§ **Parts of the exercise**
1 – According to the text on cell-free DNA in metastatic breast cancer, which technique has the FDA approved for quantifying circulating tumor cells?
2 – Pick up the text on cell-free DNA in metastatic breast cancer from its last sentence and carry it forward.

§ **Text**
------------------------

In this study, we confirmed the significance and independence of the prognostic value of the cfDNA variables cfDI and cfDNA concentration in MBCBL and MBC1C patients. Although cfDNA concentration has been confirmed to be an independent biomarker in MBC patients, the varied amount of cfDNA concentration and the lacking specificity such as increased cfDNA concentration can also be observed in other cancers and benign diseases or under physiological conditions limited its clinic usage as a single marker [19, 39, 40]. Therefore, the combination of cfDNA variables is critical. The combination of four cfDNA variables as a marker showed an HR of 2.91 for OS and an HR of 1.70 for PFS in MBCBL patients and an HR of 2.53 for OS and an HR of 1.81 for PFS in MBC1C patients. Madhavan et al. have shown that combination of cfDI and cfDNA concentration had prognostic power in MBC patients and could differentiate MBC patients from healthy controls (AUC = 0.93 for CTCpos-MBC; AUC = 0.81 for CTCneg-MBC) as a diagnostic marker [12]. In a prospective clinical study of primary BC patients, we also showed that cfDI was an independent predictor of impending breast cancer recurrence [15]. Umetani et al. also claimed that serum cfDI can be a prognostic biomarker for predicting breast cancer progression. However, the study only observed that cfDI was correlated to the size of breast cancer and lymph node metastasis [41]. Recently, the cell-free tumor DNA mutations have been investigated in MBC. Chandarlapaty et al. found that ESR1 mutations were associated with worse outcomes in patients with metastatic breast cancer who were previously treated with an aromatase inhibitor [42]. Nevertheless, we hold the advantages like easily accessible, inexpensive, and reliable markers.

Here, we also compared the relation of cfDNA with the known prognostic biomarker of circulating tumor cells (CTCs). CellSearch technique has been approved by FDA for quantifying CTCs in patients with metastatic breast cancer as a prognostic biomarker [43]. Integrated Prediction Error (IPE) score is an overall measure for the prediction of the model at all times [44]. The lower IPE score is more accurate and stable is the respective model. The IPE scores for the cfDNA variables combination were lower than the IPE score for the CTC status for both OS and PFS, which indicates cfDNA variables to be a more accurate model. The lowest IPE scores were achieved when combining cfDNA variables with the CTC status. This confirms that cfDNA variables especially in combination with other markers such as CTC status can serve as attractive prognostic markers in MBC patients at baseline and during systematic therapy.

------------------------

Stored data:

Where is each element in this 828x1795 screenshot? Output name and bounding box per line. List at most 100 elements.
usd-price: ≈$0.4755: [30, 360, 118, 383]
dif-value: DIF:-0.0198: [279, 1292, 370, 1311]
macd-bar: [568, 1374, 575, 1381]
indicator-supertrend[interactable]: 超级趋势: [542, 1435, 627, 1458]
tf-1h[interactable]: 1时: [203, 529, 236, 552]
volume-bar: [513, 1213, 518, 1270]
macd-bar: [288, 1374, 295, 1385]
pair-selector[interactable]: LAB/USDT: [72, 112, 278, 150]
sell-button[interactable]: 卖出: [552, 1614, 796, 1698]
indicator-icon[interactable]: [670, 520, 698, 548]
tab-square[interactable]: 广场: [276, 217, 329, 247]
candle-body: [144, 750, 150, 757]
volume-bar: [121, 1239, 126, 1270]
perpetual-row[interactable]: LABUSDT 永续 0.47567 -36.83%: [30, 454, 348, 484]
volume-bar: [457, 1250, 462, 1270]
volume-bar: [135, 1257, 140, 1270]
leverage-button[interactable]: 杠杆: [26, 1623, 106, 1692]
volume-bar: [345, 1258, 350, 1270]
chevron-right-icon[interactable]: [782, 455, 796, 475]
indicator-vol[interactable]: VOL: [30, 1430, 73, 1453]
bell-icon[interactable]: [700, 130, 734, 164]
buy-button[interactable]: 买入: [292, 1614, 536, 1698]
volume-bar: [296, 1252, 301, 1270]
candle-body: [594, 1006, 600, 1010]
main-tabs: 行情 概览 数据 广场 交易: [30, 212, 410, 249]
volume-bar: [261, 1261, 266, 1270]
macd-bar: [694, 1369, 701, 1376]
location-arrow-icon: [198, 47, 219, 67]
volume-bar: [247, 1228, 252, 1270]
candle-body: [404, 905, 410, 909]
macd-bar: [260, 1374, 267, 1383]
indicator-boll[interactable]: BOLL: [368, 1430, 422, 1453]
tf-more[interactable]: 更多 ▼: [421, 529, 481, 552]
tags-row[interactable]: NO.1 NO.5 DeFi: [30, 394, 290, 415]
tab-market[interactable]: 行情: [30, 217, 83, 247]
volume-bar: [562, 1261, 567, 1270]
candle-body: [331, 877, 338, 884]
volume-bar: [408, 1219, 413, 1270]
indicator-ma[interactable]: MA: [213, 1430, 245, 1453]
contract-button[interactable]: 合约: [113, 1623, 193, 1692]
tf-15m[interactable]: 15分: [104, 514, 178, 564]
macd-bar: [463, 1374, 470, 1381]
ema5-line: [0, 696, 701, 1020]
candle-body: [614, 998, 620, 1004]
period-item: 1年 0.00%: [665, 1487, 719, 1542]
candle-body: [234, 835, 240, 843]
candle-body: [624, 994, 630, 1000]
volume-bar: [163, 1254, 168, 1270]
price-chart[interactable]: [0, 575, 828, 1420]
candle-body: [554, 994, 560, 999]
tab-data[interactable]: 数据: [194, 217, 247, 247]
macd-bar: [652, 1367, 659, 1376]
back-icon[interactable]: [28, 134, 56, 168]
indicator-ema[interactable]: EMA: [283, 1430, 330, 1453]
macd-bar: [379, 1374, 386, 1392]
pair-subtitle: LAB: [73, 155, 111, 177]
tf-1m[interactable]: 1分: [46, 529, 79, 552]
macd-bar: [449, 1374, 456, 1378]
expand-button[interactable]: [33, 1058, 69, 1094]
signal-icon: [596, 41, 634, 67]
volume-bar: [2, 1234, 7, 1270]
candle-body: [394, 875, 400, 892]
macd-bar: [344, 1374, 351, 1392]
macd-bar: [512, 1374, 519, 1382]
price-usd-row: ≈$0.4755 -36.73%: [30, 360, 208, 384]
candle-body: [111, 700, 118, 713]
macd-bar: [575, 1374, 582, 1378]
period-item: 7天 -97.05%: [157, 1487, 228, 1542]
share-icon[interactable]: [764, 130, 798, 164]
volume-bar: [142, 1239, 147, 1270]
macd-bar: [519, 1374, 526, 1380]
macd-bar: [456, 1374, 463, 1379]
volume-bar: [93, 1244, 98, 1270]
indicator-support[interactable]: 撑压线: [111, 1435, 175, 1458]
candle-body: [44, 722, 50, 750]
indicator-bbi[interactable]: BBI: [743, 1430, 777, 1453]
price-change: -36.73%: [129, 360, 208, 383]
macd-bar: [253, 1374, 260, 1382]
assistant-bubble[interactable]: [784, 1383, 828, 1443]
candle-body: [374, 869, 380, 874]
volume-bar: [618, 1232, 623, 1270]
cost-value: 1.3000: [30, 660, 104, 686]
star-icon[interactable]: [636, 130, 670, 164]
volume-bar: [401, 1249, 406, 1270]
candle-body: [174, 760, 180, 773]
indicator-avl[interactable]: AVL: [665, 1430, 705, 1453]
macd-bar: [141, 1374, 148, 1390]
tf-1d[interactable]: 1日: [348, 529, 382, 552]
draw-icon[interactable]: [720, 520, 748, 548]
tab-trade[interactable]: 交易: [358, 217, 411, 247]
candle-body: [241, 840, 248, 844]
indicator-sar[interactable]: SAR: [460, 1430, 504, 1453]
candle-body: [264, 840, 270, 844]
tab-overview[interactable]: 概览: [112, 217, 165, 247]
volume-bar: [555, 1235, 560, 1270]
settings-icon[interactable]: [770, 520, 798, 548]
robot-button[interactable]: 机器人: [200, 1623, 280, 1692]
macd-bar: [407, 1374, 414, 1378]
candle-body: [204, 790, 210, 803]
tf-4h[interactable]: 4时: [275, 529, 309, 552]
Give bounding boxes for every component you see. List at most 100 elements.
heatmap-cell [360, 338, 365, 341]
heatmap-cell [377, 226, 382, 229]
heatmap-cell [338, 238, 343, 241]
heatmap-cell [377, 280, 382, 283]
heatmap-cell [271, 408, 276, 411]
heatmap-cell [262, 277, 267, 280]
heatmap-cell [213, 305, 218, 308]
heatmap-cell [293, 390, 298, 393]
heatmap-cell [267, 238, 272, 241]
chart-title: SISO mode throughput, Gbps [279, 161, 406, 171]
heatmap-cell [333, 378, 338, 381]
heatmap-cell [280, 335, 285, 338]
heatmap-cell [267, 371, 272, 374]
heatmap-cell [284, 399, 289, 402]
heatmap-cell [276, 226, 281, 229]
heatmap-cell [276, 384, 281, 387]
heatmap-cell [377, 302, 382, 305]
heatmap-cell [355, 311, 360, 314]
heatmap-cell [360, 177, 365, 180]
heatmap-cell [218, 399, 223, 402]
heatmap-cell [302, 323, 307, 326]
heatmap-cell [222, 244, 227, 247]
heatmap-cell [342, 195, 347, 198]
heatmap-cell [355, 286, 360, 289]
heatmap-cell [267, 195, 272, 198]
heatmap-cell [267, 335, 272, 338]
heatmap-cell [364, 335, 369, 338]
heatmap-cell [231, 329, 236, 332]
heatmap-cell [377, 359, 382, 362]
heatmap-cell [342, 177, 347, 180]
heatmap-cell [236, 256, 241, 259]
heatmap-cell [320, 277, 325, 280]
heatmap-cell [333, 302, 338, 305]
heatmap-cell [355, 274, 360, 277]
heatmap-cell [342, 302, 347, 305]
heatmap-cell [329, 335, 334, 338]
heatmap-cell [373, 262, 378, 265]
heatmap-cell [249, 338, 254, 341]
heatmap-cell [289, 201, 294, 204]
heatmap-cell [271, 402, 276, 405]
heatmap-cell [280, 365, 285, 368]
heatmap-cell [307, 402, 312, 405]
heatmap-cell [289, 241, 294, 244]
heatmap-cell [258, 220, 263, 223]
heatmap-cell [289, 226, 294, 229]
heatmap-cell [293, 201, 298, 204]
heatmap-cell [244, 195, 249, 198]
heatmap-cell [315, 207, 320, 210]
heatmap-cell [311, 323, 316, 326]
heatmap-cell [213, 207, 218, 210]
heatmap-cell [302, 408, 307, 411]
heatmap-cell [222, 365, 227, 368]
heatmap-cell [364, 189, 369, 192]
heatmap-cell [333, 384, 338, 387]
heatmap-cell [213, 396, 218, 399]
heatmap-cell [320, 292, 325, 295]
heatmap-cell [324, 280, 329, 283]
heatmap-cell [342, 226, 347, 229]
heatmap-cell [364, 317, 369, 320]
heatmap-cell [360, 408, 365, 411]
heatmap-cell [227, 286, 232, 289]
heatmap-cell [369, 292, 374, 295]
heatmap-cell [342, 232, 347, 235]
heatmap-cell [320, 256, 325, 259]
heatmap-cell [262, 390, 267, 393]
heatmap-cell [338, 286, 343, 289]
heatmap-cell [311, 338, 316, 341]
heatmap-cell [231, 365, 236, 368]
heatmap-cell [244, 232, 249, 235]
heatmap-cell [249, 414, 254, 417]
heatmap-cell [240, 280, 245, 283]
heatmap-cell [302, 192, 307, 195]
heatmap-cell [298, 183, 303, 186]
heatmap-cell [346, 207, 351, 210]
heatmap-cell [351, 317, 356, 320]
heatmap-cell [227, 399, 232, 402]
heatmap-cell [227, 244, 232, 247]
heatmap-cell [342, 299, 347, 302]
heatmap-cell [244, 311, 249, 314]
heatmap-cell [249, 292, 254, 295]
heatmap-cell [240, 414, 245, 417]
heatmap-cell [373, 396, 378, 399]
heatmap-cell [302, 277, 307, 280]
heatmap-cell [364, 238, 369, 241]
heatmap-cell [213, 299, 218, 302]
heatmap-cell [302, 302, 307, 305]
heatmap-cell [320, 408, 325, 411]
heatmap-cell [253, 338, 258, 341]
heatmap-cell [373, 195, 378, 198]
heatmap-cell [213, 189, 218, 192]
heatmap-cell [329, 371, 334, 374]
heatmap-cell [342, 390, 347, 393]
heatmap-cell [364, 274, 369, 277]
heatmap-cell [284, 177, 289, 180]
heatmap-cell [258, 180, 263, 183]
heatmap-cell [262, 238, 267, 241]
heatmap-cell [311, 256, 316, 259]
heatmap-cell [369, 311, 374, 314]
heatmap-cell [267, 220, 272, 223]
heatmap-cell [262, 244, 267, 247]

------------------------

§ **Answers per task**
1 – The CellSearch technique.

2 –
The strengths of this study are the large study population, standardized sample procedures, and comprehensive clinical data analysis. Limitations of the study should also be noted. To be able to compare the results MBCBL and MBC1C time points, we only enrolled patients who survived the first cycle of systemic therapy, which affects MBC1C patients’ survival time. Factors like time between sample collection and processing, plasma purification, the number of freeze–thaw cycles, and the employed cfDNA extraction methods can all affect cfDNA quality and quantity [45]. Here, we applied same standardized sample processing procedures to all samples. Furthermore, larger and multicenter sample cohorts are needed to be investigated to confirm the results.

In summary, our results show a decreased cfDNA concentration, increased cfDNA integrity, and a decreased CTC number from the enrollment of the study to the first cycle of systematic therapy in MBC patients. The cfDNA variables’ combination can be an independent prognostic marker in MBC patients at baseline and after the first cycle of systematic therapy and especially in combination with other markers such as CTC status.